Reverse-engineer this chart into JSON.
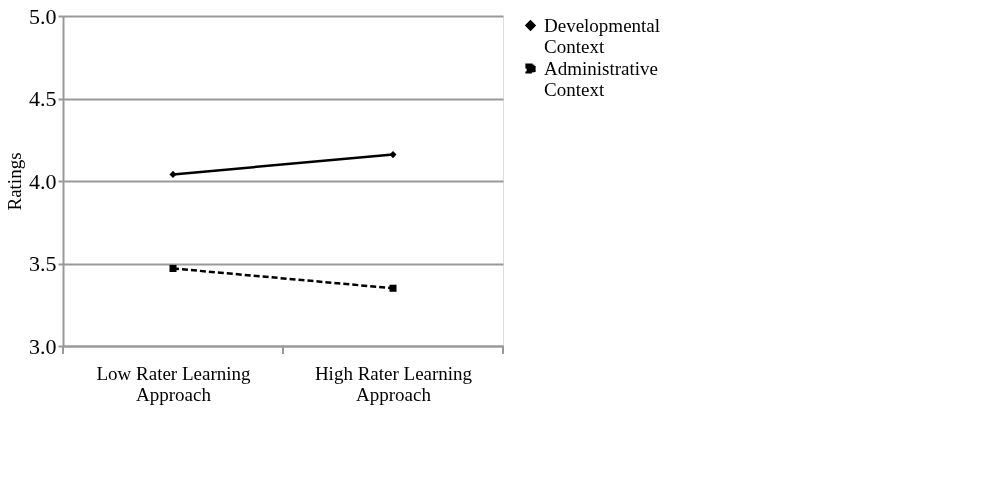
{
  "chart_data": {
    "type": "line",
    "ylabel": "Ratings",
    "categories": [
      "Low Rater Learning Approach",
      "High Rater Learning Approach"
    ],
    "series": [
      {
        "name": "Developmental Context",
        "color": "#000000",
        "values": [
          4.04,
          4.16
        ],
        "marker": "diamond",
        "line_style": "solid"
      },
      {
        "name": "Administrative Context",
        "color": "#000000",
        "values": [
          3.47,
          3.35
        ],
        "marker": "square",
        "line_style": "dashed"
      }
    ],
    "ylim": [
      3.0,
      5.0
    ],
    "yticks": [
      {
        "value": 3.0,
        "label": "3.0"
      },
      {
        "value": 3.5,
        "label": "3.5"
      },
      {
        "value": 4.0,
        "label": "4.0"
      },
      {
        "value": 4.5,
        "label": "4.5"
      },
      {
        "value": 5.0,
        "label": "5.0"
      }
    ],
    "grid": "y",
    "legend": "right"
  }
}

[Aim of the task]: Every line above should be returned exactly; the pictures stay out.

[Complete answer]:
Reverse-engineer this chart into JSON.
{
  "chart_data": {
    "type": "line",
    "ylabel": "Ratings",
    "categories": [
      "Low Rater Learning Approach",
      "High Rater Learning Approach"
    ],
    "series": [
      {
        "name": "Developmental Context",
        "color": "#000000",
        "values": [
          4.04,
          4.16
        ],
        "marker": "diamond",
        "line_style": "solid"
      },
      {
        "name": "Administrative Context",
        "color": "#000000",
        "values": [
          3.47,
          3.35
        ],
        "marker": "square",
        "line_style": "dashed"
      }
    ],
    "ylim": [
      3.0,
      5.0
    ],
    "yticks": [
      {
        "value": 3.0,
        "label": "3.0"
      },
      {
        "value": 3.5,
        "label": "3.5"
      },
      {
        "value": 4.0,
        "label": "4.0"
      },
      {
        "value": 4.5,
        "label": "4.5"
      },
      {
        "value": 5.0,
        "label": "5.0"
      }
    ],
    "grid": "y",
    "legend": "right"
  }
}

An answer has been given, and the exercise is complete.